***** Exercise materials

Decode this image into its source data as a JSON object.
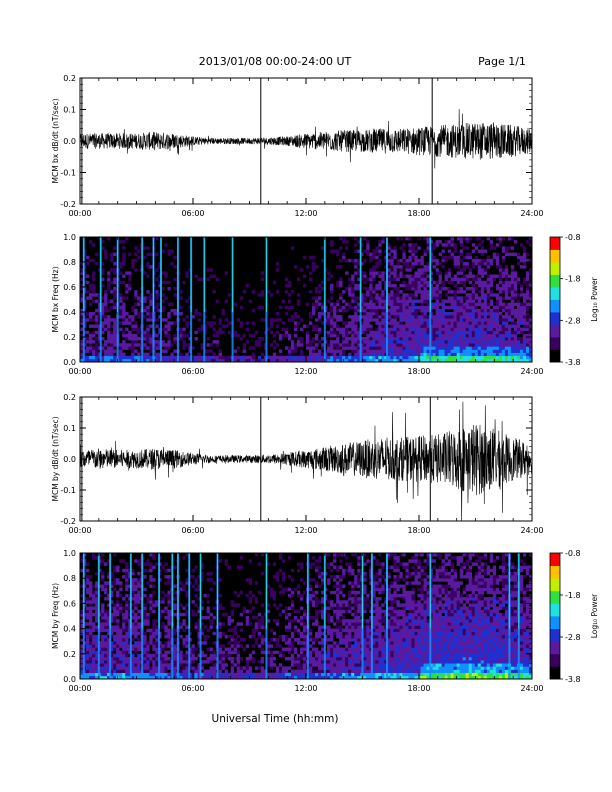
{
  "header": {
    "date_range": "2013/01/08  00:00-24:00 UT",
    "page": "Page 1/1"
  },
  "footer": {
    "xlabel": "Universal Time (hh:mm)"
  },
  "colors": {
    "trace": "#000000",
    "spectrogram_background": "#000000",
    "colormap": [
      "#000000",
      "#3a0060",
      "#5a1aa0",
      "#2030d0",
      "#1090ff",
      "#20e0e0",
      "#30e040",
      "#c0f000",
      "#ffc000",
      "#ff0000"
    ]
  },
  "chart_data": [
    {
      "type": "line",
      "station": "MCM",
      "component": "bx",
      "ylabel": "MCM bx dB/dt (nT/sec)",
      "x_ticks": [
        "00:00",
        "06:00",
        "12:00",
        "18:00",
        "24:00"
      ],
      "xlim_hours": [
        0,
        24
      ],
      "y_ticks": [
        "-0.2",
        "-0.1",
        "0.0",
        "0.1",
        "0.2"
      ],
      "ylim": [
        -0.2,
        0.2
      ],
      "envelope": {
        "hours": [
          0,
          1,
          2,
          3,
          4,
          5,
          6,
          7,
          8,
          9,
          10,
          11,
          12,
          13,
          14,
          15,
          16,
          17,
          18,
          19,
          20,
          21,
          22,
          23,
          24
        ],
        "amplitude": [
          0.025,
          0.025,
          0.025,
          0.025,
          0.03,
          0.025,
          0.015,
          0.01,
          0.01,
          0.01,
          0.012,
          0.015,
          0.025,
          0.03,
          0.035,
          0.035,
          0.04,
          0.04,
          0.045,
          0.05,
          0.055,
          0.06,
          0.06,
          0.05,
          0.04
        ]
      },
      "spikes": [
        {
          "hour": 0.1,
          "min": -0.2,
          "max": 0.2
        },
        {
          "hour": 9.6,
          "min": -0.2,
          "max": 0.2
        },
        {
          "hour": 18.7,
          "min": -0.2,
          "max": 0.2
        }
      ]
    },
    {
      "type": "heatmap",
      "station": "MCM",
      "component": "bx",
      "ylabel": "MCM bx Freq (Hz)",
      "x_ticks": [
        "00:00",
        "06:00",
        "12:00",
        "18:00",
        "24:00"
      ],
      "xlim_hours": [
        0,
        24
      ],
      "y_ticks": [
        "0.0",
        "0.2",
        "0.4",
        "0.6",
        "0.8",
        "1.0"
      ],
      "ylim": [
        0,
        1.0
      ],
      "colorbar": {
        "label": "Log₁₀ Power",
        "ticks": [
          "-0.8",
          "-1.8",
          "-2.8",
          "-3.8"
        ],
        "range": [
          -3.8,
          -0.8
        ]
      },
      "bands": [
        0.2,
        1.1,
        2.0,
        3.3,
        3.9,
        4.3,
        5.2,
        5.9,
        6.6,
        8.1,
        9.9,
        13.0,
        14.9,
        16.3,
        18.6
      ],
      "activity": {
        "hours": [
          0,
          2,
          4,
          6,
          8,
          10,
          12,
          14,
          16,
          18,
          20,
          22,
          24
        ],
        "level": [
          0.45,
          0.45,
          0.4,
          0.3,
          0.25,
          0.25,
          0.35,
          0.45,
          0.55,
          0.6,
          0.6,
          0.6,
          0.5
        ]
      }
    },
    {
      "type": "line",
      "station": "MCM",
      "component": "by",
      "ylabel": "MCM by dB/dt (nT/sec)",
      "x_ticks": [
        "00:00",
        "06:00",
        "12:00",
        "18:00",
        "24:00"
      ],
      "xlim_hours": [
        0,
        24
      ],
      "y_ticks": [
        "-0.2",
        "-0.1",
        "0.0",
        "0.1",
        "0.2"
      ],
      "ylim": [
        -0.2,
        0.2
      ],
      "envelope": {
        "hours": [
          0,
          1,
          2,
          3,
          4,
          5,
          6,
          7,
          8,
          9,
          10,
          11,
          12,
          13,
          14,
          15,
          16,
          17,
          18,
          19,
          20,
          21,
          22,
          23,
          24
        ],
        "amplitude": [
          0.03,
          0.035,
          0.03,
          0.03,
          0.035,
          0.03,
          0.02,
          0.012,
          0.012,
          0.012,
          0.015,
          0.02,
          0.03,
          0.04,
          0.05,
          0.06,
          0.07,
          0.07,
          0.075,
          0.08,
          0.1,
          0.12,
          0.1,
          0.07,
          0.05
        ]
      },
      "spikes": [
        {
          "hour": 0.1,
          "min": -0.2,
          "max": 0.2
        },
        {
          "hour": 9.6,
          "min": -0.2,
          "max": 0.2
        },
        {
          "hour": 18.6,
          "min": -0.2,
          "max": 0.2
        }
      ]
    },
    {
      "type": "heatmap",
      "station": "MCM",
      "component": "by",
      "ylabel": "MCM by Freq (Hz)",
      "x_ticks": [
        "00:00",
        "06:00",
        "12:00",
        "18:00",
        "24:00"
      ],
      "xlim_hours": [
        0,
        24
      ],
      "y_ticks": [
        "0.0",
        "0.2",
        "0.4",
        "0.6",
        "0.8",
        "1.0"
      ],
      "ylim": [
        0,
        1.0
      ],
      "colorbar": {
        "label": "Log₁₀ Power",
        "ticks": [
          "-0.8",
          "-1.8",
          "-2.8",
          "-3.8"
        ],
        "range": [
          -3.8,
          -0.8
        ]
      },
      "bands": [
        0.2,
        1.0,
        1.6,
        2.7,
        3.3,
        4.2,
        4.9,
        5.2,
        5.8,
        6.4,
        7.3,
        9.9,
        12.1,
        13.0,
        15.0,
        15.5,
        16.3,
        18.6,
        22.8,
        23.3
      ],
      "activity": {
        "hours": [
          0,
          2,
          4,
          6,
          8,
          10,
          12,
          14,
          16,
          18,
          20,
          22,
          24
        ],
        "level": [
          0.55,
          0.55,
          0.5,
          0.4,
          0.35,
          0.35,
          0.45,
          0.55,
          0.6,
          0.65,
          0.7,
          0.7,
          0.6
        ]
      }
    }
  ]
}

**********

Report how many lines in the entries hold the string "ylabel". Nothing but the number is wanted.

4